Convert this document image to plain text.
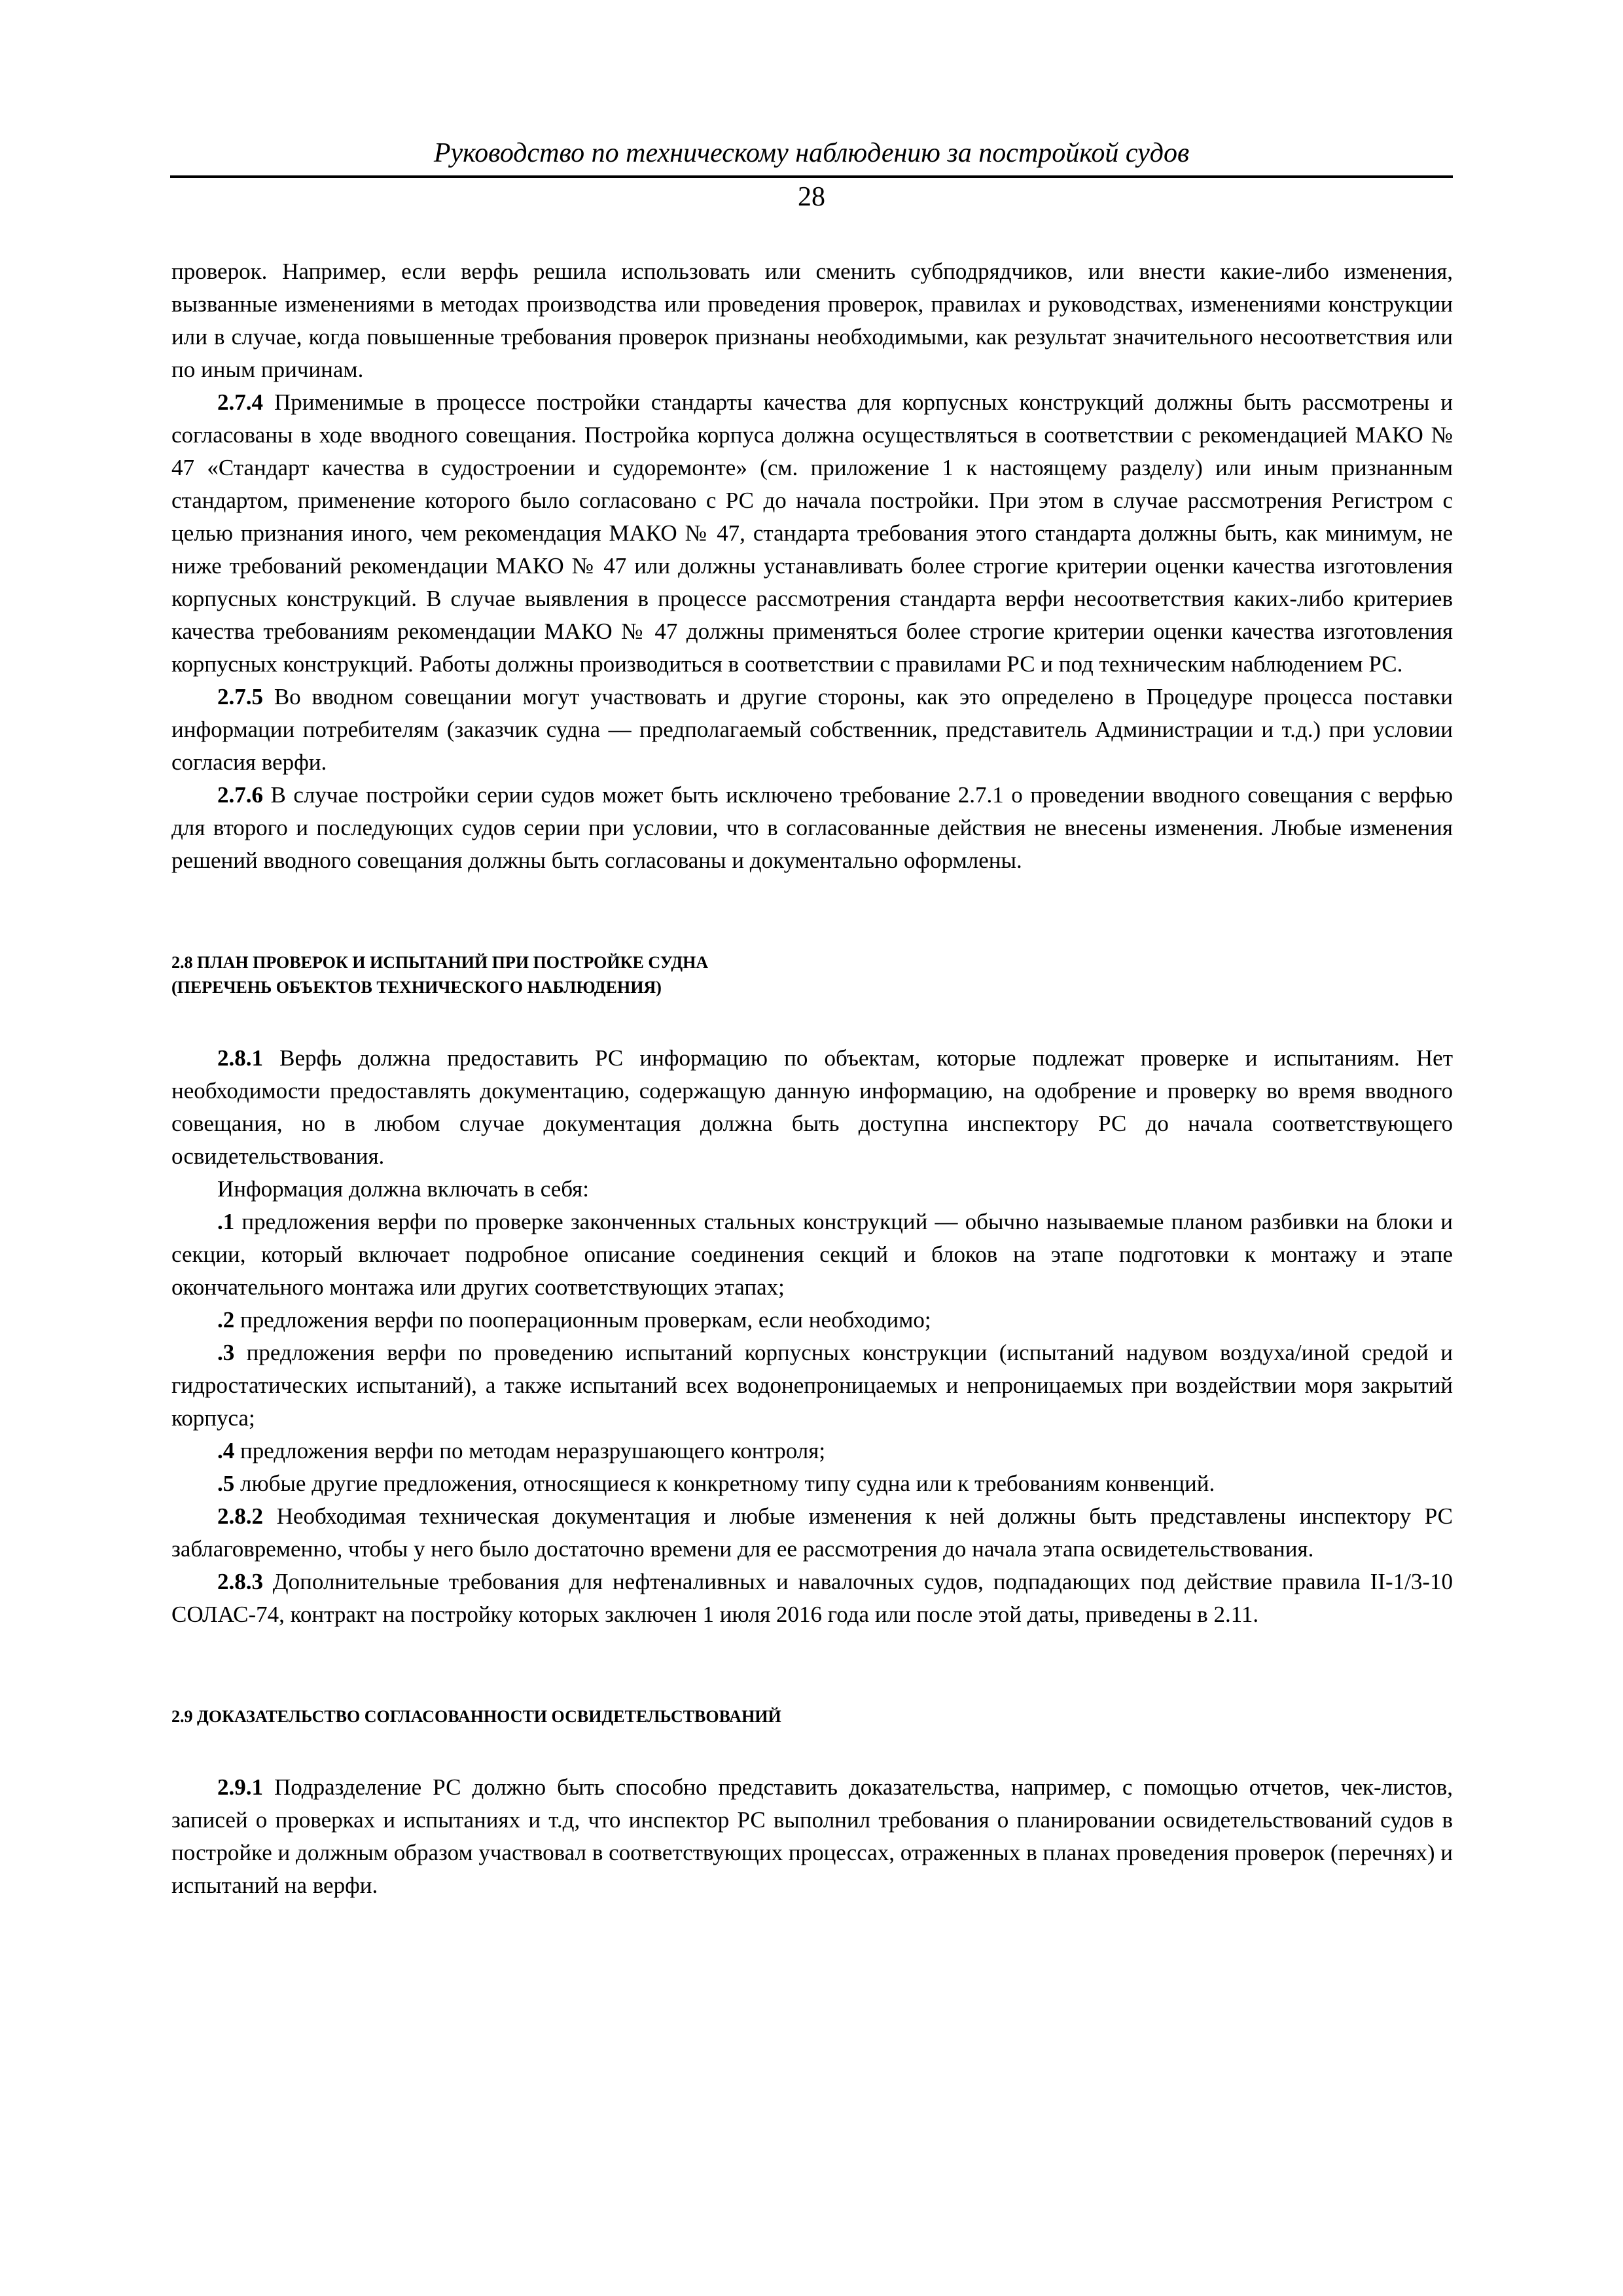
Руководство по техническому наблюдению за постройкой судов
28

проверок. Например, если верфь решила использовать или сменить субподрядчиков, или внести какие-либо изменения, вызванные изменениями в методах производства или проведения проверок, правилах и руководствах, изменениями конструкции или в случае, когда повышенные требования проверок признаны необходимыми, как результат значительного несоответствия или по иным причинам.

2.7.4 Применимые в процессе постройки стандарты качества для корпусных конструкций должны быть рассмотрены и согласованы в ходе вводного совещания. Постройка корпуса должна осуществляться в соответствии с рекомендацией МАКО № 47 «Стандарт качества в судостроении и судоремонте» (см. приложение 1 к настоящему разделу) или иным признанным стандартом, применение которого было согласовано с РС до начала постройки. При этом в случае рассмотрения Регистром с целью признания иного, чем рекомендация МАКО № 47, стандарта требования этого стандарта должны быть, как минимум, не ниже требований рекомендации МАКО № 47 или должны устанавливать более строгие критерии оценки качества изготовления корпусных конструкций. В случае выявления в процессе рассмотрения стандарта верфи несоответствия каких-либо критериев качества требованиям рекомендации МАКО № 47 должны применяться более строгие критерии оценки качества изготовления корпусных конструкций. Работы должны производиться в соответствии с правилами РС и под техническим наблюдением РС.

2.7.5 Во вводном совещании могут участвовать и другие стороны, как это определено в Процедуре процесса поставки информации потребителям (заказчик судна — предполагаемый собственник, представитель Администрации и т.д.) при условии согласия верфи.

2.7.6 В случае постройки серии судов может быть исключено требование 2.7.1 о проведении вводного совещания с верфью для второго и последующих судов серии при условии, что в согласованные действия не внесены изменения. Любые изменения решений вводного совещания должны быть согласованы и документально оформлены.

2.8 ПЛАН ПРОВЕРОК И ИСПЫТАНИЙ ПРИ ПОСТРОЙКЕ СУДНА

(ПЕРЕЧЕНЬ ОБЪЕКТОВ ТЕХНИЧЕСКОГО НАБЛЮДЕНИЯ)

2.8.1 Верфь должна предоставить РС информацию по объектам, которые подлежат проверке и испытаниям. Нет необходимости предоставлять документацию, содержащую данную информацию, на одобрение и проверку во время вводного совещания, но в любом случае документация должна быть доступна инспектору РС до начала соответствующего освидетельствования.

Информация должна включать в себя:

.1 предложения верфи по проверке законченных стальных конструкций — обычно называемые планом разбивки на блоки и секции, который включает подробное описание соединения секций и блоков на этапе подготовки к монтажу и этапе окончательного монтажа или других соответствующих этапах;

.2 предложения верфи по пооперационным проверкам, если необходимо;

.3 предложения верфи по проведению испытаний корпусных конструкции (испытаний надувом воздуха/иной средой и гидростатических испытаний), а также испытаний всех водонепроницаемых и непроницаемых при воздействии моря закрытий корпуса;

.4 предложения верфи по методам неразрушающего контроля;

.5 любые другие предложения, относящиеся к конкретному типу судна или к требованиям конвенций.

2.8.2 Необходимая техническая документация и любые изменения к ней должны быть представлены инспектору РС заблаговременно, чтобы у него было достаточно времени для ее рассмотрения до начала этапа освидетельствования.

2.8.3 Дополнительные требования для нефтеналивных и навалочных судов, подпадающих под действие правила II-1/3-10 СОЛАС-74, контракт на постройку которых заключен 1 июля 2016 года или после этой даты, приведены в 2.11.

2.9 ДОКАЗАТЕЛЬСТВО СОГЛАСОВАННОСТИ ОСВИДЕТЕЛЬСТВОВАНИЙ

2.9.1 Подразделение РС должно быть способно представить доказательства, например, с помощью отчетов, чек-листов, записей о проверках и испытаниях и т.д, что инспектор РС выполнил требования о планировании освидетельствований судов в постройке и должным образом участвовал в соответствующих процессах, отраженных в планах проведения проверок (перечнях) и испытаний на верфи.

- - - - -

[OBJECTIVE] Go through the entries above and count the lines containing the word "инспектору"; give only that count.

[SOLUTION TO THIS TASK] 2